═══ Recorded data

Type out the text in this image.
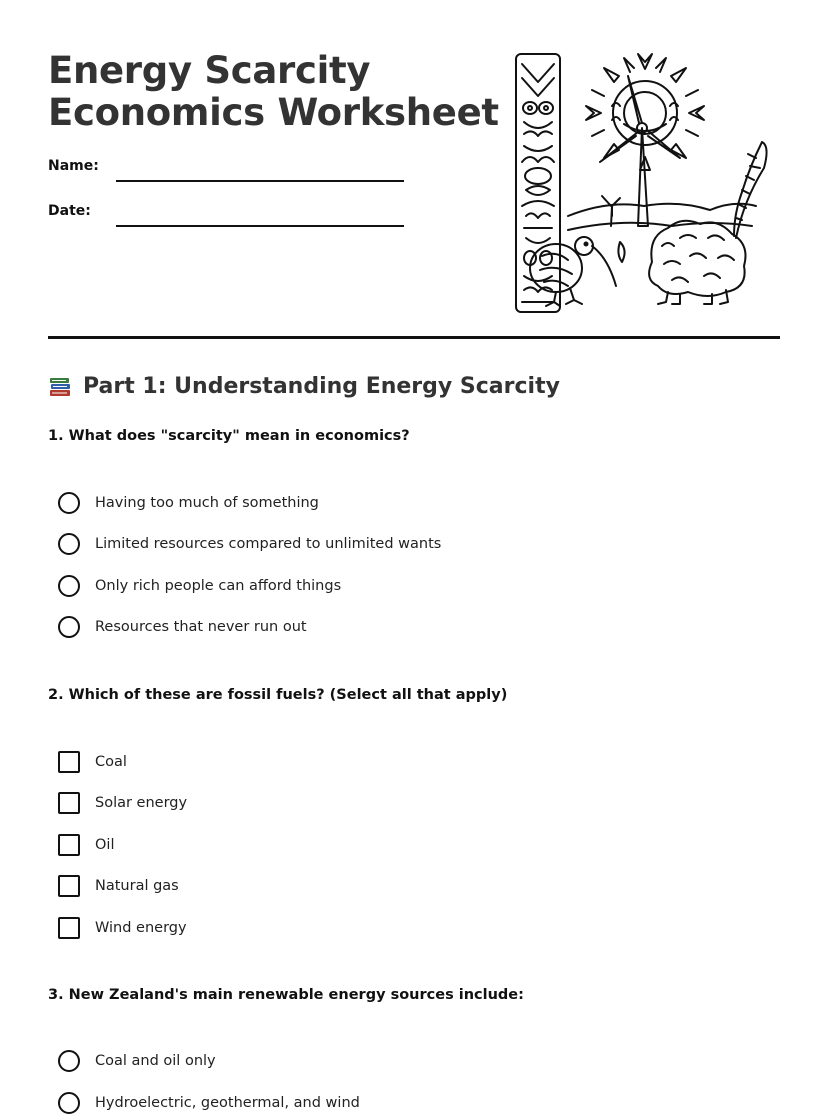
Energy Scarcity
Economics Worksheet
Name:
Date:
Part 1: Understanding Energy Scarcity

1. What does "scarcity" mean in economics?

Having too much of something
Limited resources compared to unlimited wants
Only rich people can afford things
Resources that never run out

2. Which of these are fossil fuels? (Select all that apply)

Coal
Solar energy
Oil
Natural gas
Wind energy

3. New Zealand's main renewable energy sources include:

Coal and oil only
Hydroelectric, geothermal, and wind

══════

**What is asked**
Using the material above, retype each entry exactly and omit the pictures.

**Right answer**
Type out the text in this image.
Energy Scarcity
Economics Worksheet
Name:
Date:
Part 1: Understanding Energy Scarcity

1. What does "scarcity" mean in economics?

Having too much of something
Limited resources compared to unlimited wants
Only rich people can afford things
Resources that never run out

2. Which of these are fossil fuels? (Select all that apply)

Coal
Solar energy
Oil
Natural gas
Wind energy

3. New Zealand's main renewable energy sources include:

Coal and oil only
Hydroelectric, geothermal, and wind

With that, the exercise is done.